[BEGIN Supplied entries]

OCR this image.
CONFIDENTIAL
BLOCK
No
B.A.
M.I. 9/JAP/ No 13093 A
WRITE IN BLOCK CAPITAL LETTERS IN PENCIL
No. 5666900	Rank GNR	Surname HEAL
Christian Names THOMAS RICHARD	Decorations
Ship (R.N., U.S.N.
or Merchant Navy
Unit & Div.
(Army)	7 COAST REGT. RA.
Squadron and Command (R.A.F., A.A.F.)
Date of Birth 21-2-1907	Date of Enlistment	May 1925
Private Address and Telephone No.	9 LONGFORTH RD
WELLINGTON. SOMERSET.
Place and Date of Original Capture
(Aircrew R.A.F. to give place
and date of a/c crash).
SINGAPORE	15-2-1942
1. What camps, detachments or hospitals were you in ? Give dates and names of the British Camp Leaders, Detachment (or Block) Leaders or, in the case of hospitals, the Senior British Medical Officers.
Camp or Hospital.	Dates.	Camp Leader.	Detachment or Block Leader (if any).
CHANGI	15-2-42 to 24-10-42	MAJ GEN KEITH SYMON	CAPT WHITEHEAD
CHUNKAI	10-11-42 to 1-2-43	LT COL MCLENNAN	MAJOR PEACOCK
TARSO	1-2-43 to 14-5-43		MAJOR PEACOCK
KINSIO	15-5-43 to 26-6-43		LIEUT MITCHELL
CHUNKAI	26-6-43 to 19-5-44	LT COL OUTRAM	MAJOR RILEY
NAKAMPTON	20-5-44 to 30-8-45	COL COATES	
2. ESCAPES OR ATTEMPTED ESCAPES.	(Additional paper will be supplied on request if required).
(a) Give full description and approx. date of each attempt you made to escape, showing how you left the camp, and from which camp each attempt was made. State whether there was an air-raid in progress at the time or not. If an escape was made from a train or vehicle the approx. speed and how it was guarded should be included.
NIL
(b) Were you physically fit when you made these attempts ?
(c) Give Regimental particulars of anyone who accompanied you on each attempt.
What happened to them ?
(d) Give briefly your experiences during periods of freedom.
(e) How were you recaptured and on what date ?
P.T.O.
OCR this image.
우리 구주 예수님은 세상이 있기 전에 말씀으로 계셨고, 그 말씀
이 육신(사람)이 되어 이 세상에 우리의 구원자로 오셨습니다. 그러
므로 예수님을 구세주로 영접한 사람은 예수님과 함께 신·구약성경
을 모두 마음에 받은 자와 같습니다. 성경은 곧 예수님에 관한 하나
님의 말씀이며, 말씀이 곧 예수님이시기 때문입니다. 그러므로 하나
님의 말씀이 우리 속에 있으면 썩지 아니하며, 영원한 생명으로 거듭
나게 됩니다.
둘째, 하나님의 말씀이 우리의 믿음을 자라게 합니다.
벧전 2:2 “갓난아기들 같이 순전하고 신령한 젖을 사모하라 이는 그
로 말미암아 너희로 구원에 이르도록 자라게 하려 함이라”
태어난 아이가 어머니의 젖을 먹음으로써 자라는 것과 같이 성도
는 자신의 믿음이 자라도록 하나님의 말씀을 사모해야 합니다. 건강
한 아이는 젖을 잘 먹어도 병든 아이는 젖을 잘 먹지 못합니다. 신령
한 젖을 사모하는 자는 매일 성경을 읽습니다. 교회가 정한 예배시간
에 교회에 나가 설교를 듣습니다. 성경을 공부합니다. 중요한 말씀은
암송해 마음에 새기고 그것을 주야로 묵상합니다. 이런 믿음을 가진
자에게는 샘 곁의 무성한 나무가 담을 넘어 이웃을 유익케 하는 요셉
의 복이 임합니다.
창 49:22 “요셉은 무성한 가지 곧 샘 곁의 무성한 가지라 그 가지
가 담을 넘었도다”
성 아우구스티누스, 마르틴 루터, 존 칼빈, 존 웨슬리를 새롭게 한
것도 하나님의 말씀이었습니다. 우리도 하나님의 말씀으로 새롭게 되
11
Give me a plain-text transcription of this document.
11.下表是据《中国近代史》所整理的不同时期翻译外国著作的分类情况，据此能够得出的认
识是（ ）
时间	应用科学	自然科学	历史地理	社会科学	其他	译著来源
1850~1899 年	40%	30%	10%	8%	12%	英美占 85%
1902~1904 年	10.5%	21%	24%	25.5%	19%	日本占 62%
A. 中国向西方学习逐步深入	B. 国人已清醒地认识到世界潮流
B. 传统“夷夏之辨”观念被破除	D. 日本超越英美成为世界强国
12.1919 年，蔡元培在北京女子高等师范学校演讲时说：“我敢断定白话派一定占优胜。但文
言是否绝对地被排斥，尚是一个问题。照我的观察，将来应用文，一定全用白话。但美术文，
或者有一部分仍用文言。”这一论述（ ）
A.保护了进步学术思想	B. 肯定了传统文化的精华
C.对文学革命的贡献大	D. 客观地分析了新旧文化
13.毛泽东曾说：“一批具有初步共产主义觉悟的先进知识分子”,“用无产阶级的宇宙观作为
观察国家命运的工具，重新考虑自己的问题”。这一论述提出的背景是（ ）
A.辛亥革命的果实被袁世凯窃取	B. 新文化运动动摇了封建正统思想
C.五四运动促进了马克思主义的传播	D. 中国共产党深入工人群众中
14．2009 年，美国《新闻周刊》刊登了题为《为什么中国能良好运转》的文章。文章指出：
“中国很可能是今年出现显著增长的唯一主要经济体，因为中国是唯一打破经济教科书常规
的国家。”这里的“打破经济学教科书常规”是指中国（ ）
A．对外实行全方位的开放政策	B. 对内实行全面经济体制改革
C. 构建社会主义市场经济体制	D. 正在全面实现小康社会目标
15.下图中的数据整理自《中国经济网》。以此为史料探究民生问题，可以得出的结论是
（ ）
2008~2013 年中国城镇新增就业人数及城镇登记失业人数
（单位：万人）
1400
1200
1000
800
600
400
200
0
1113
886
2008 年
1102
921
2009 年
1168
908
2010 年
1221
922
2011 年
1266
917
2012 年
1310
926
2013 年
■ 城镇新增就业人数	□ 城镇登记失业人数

[END Supplied entries]

▶ **Written instruction**
Exact output of every entry is required.

▶ **Task response**
OCR this image.
CONFIDENTIAL
BLOCK
No
B.A.
M.I. 9/JAP/ No 13093 A
WRITE IN BLOCK CAPITAL LETTERS IN PENCIL
No. 5666900	Rank GNR	Surname HEAL
Christian Names THOMAS RICHARD	Decorations
Ship (R.N., U.S.N.
or Merchant Navy
Unit & Div.
(Army)	7 COAST REGT. RA.
Squadron and Command (R.A.F., A.A.F.)
Date of Birth 21-2-1907	Date of Enlistment	May 1925
Private Address and Telephone No.	9 LONGFORTH RD
WELLINGTON. SOMERSET.
Place and Date of Original Capture
(Aircrew R.A.F. to give place
and date of a/c crash).
SINGAPORE	15-2-1942
1. What camps, detachments or hospitals were you in ? Give dates and names of the British Camp Leaders, Detachment (or Block) Leaders or, in the case of hospitals, the Senior British Medical Officers.
Camp or Hospital.	Dates.	Camp Leader.	Detachment or Block Leader (if any).
CHANGI	15-2-42 to 24-10-42	MAJ GEN KEITH SYMON	CAPT WHITEHEAD
CHUNKAI	10-11-42 to 1-2-43	LT COL MCLENNAN	MAJOR PEACOCK
TARSO	1-2-43 to 14-5-43		MAJOR PEACOCK
KINSIO	15-5-43 to 26-6-43		LIEUT MITCHELL
CHUNKAI	26-6-43 to 19-5-44	LT COL OUTRAM	MAJOR RILEY
NAKAMPTON	20-5-44 to 30-8-45	COL COATES	
2. ESCAPES OR ATTEMPTED ESCAPES.	(Additional paper will be supplied on request if required).
(a) Give full description and approx. date of each attempt you made to escape, showing how you left the camp, and from which camp each attempt was made. State whether there was an air-raid in progress at the time or not. If an escape was made from a train or vehicle the approx. speed and how it was guarded should be included.
NIL
(b) Were you physically fit when you made these attempts ?
(c) Give Regimental particulars of anyone who accompanied you on each attempt.
What happened to them ?
(d) Give briefly your experiences during periods of freedom.
(e) How were you recaptured and on what date ?
P.T.O.
OCR this image.
우리 구주 예수님은 세상이 있기 전에 말씀으로 계셨고, 그 말씀
이 육신(사람)이 되어 이 세상에 우리의 구원자로 오셨습니다. 그러
므로 예수님을 구세주로 영접한 사람은 예수님과 함께 신·구약성경
을 모두 마음에 받은 자와 같습니다. 성경은 곧 예수님에 관한 하나
님의 말씀이며, 말씀이 곧 예수님이시기 때문입니다. 그러므로 하나
님의 말씀이 우리 속에 있으면 썩지 아니하며, 영원한 생명으로 거듭
나게 됩니다.
둘째, 하나님의 말씀이 우리의 믿음을 자라게 합니다.
벧전 2:2 “갓난아기들 같이 순전하고 신령한 젖을 사모하라 이는 그
로 말미암아 너희로 구원에 이르도록 자라게 하려 함이라”
태어난 아이가 어머니의 젖을 먹음으로써 자라는 것과 같이 성도
는 자신의 믿음이 자라도록 하나님의 말씀을 사모해야 합니다. 건강
한 아이는 젖을 잘 먹어도 병든 아이는 젖을 잘 먹지 못합니다. 신령
한 젖을 사모하는 자는 매일 성경을 읽습니다. 교회가 정한 예배시간
에 교회에 나가 설교를 듣습니다. 성경을 공부합니다. 중요한 말씀은
암송해 마음에 새기고 그것을 주야로 묵상합니다. 이런 믿음을 가진
자에게는 샘 곁의 무성한 나무가 담을 넘어 이웃을 유익케 하는 요셉
의 복이 임합니다.
창 49:22 “요셉은 무성한 가지 곧 샘 곁의 무성한 가지라 그 가지
가 담을 넘었도다”
성 아우구스티누스, 마르틴 루터, 존 칼빈, 존 웨슬리를 새롭게 한
것도 하나님의 말씀이었습니다. 우리도 하나님의 말씀으로 새롭게 되
11
Give me a plain-text transcription of this document.
11.下表是据《中国近代史》所整理的不同时期翻译外国著作的分类情况，据此能够得出的认
识是（ ）
时间	应用科学	自然科学	历史地理	社会科学	其他	译著来源
1850~1899 年	40%	30%	10%	8%	12%	英美占 85%
1902~1904 年	10.5%	21%	24%	25.5%	19%	日本占 62%
A. 中国向西方学习逐步深入	B. 国人已清醒地认识到世界潮流
B. 传统“夷夏之辨”观念被破除	D. 日本超越英美成为世界强国
12.1919 年，蔡元培在北京女子高等师范学校演讲时说：“我敢断定白话派一定占优胜。但文
言是否绝对地被排斥，尚是一个问题。照我的观察，将来应用文，一定全用白话。但美术文，
或者有一部分仍用文言。”这一论述（ ）
A.保护了进步学术思想	B. 肯定了传统文化的精华
C.对文学革命的贡献大	D. 客观地分析了新旧文化
13.毛泽东曾说：“一批具有初步共产主义觉悟的先进知识分子”,“用无产阶级的宇宙观作为
观察国家命运的工具，重新考虑自己的问题”。这一论述提出的背景是（ ）
A.辛亥革命的果实被袁世凯窃取	B. 新文化运动动摇了封建正统思想
C.五四运动促进了马克思主义的传播	D. 中国共产党深入工人群众中
14．2009 年，美国《新闻周刊》刊登了题为《为什么中国能良好运转》的文章。文章指出：
“中国很可能是今年出现显著增长的唯一主要经济体，因为中国是唯一打破经济教科书常规
的国家。”这里的“打破经济学教科书常规”是指中国（ ）
A．对外实行全方位的开放政策	B. 对内实行全面经济体制改革
C. 构建社会主义市场经济体制	D. 正在全面实现小康社会目标
15.下图中的数据整理自《中国经济网》。以此为史料探究民生问题，可以得出的结论是
（ ）
2008~2013 年中国城镇新增就业人数及城镇登记失业人数
（单位：万人）
1400
1200
1000
800
600
400
200
0
1113
886
2008 年
1102
921
2009 年
1168
908
2010 年
1221
922
2011 年
1266
917
2012 年
1310
926
2013 年
■ 城镇新增就业人数	□ 城镇登记失业人数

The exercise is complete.